| DESCRIPTION OF THE TASK |
Reproduce every line in the listing that contains the word "Adobe".

| DATA SHOWN |

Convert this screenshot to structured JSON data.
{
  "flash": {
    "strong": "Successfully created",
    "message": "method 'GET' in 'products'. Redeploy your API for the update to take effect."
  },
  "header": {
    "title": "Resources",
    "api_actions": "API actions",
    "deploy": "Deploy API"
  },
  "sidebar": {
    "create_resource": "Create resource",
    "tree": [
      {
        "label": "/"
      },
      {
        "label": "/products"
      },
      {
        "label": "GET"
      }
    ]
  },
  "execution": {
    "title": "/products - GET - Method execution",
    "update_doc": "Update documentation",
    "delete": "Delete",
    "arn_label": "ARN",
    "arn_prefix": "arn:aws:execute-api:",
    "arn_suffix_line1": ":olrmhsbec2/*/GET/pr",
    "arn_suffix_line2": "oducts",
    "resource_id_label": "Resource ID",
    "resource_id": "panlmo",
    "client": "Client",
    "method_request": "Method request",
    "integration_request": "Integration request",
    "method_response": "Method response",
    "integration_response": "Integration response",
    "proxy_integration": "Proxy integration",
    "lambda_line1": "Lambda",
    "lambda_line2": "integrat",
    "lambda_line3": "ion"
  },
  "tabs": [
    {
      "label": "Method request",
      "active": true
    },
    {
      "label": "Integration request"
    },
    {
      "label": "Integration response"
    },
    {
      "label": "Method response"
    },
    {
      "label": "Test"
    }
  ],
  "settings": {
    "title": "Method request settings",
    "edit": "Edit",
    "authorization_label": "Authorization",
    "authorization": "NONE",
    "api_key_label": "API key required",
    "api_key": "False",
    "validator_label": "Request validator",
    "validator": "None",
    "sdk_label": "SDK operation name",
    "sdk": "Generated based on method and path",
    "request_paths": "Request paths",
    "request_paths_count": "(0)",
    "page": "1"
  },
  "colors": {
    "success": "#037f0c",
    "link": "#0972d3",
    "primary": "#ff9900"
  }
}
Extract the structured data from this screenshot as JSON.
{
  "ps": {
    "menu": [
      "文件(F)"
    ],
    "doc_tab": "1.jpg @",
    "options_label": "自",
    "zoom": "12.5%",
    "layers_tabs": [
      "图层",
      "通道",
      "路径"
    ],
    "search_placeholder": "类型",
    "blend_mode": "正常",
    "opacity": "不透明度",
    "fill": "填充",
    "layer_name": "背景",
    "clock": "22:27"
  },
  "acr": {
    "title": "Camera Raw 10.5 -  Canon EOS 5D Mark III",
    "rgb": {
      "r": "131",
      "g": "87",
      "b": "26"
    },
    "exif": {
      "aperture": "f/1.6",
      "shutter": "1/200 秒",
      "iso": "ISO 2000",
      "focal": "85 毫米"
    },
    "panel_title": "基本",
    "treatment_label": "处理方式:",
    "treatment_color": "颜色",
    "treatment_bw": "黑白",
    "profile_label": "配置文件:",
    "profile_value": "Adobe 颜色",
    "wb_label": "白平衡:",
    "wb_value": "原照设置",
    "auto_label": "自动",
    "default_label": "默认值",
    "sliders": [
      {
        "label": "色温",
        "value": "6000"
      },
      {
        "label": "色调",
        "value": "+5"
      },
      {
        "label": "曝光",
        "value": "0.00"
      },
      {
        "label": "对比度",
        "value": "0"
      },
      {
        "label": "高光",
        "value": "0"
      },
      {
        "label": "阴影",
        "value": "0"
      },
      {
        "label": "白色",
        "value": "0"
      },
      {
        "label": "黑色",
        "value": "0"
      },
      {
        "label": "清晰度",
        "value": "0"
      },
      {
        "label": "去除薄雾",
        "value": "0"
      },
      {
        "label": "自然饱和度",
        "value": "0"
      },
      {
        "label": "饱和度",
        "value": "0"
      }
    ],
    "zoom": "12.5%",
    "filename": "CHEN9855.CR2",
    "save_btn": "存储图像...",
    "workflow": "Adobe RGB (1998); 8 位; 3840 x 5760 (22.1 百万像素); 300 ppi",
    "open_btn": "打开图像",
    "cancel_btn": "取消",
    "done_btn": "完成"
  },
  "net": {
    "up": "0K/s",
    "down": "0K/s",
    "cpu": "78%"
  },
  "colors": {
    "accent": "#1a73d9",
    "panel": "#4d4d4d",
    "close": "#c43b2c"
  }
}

| SOLUTION FOR THIS EXERCISE |
    "profile_value": "Adobe 颜色",
    "workflow": "Adobe RGB (1998); 8 位; 3840 x 5760 (22.1 百万像素); 300 ppi",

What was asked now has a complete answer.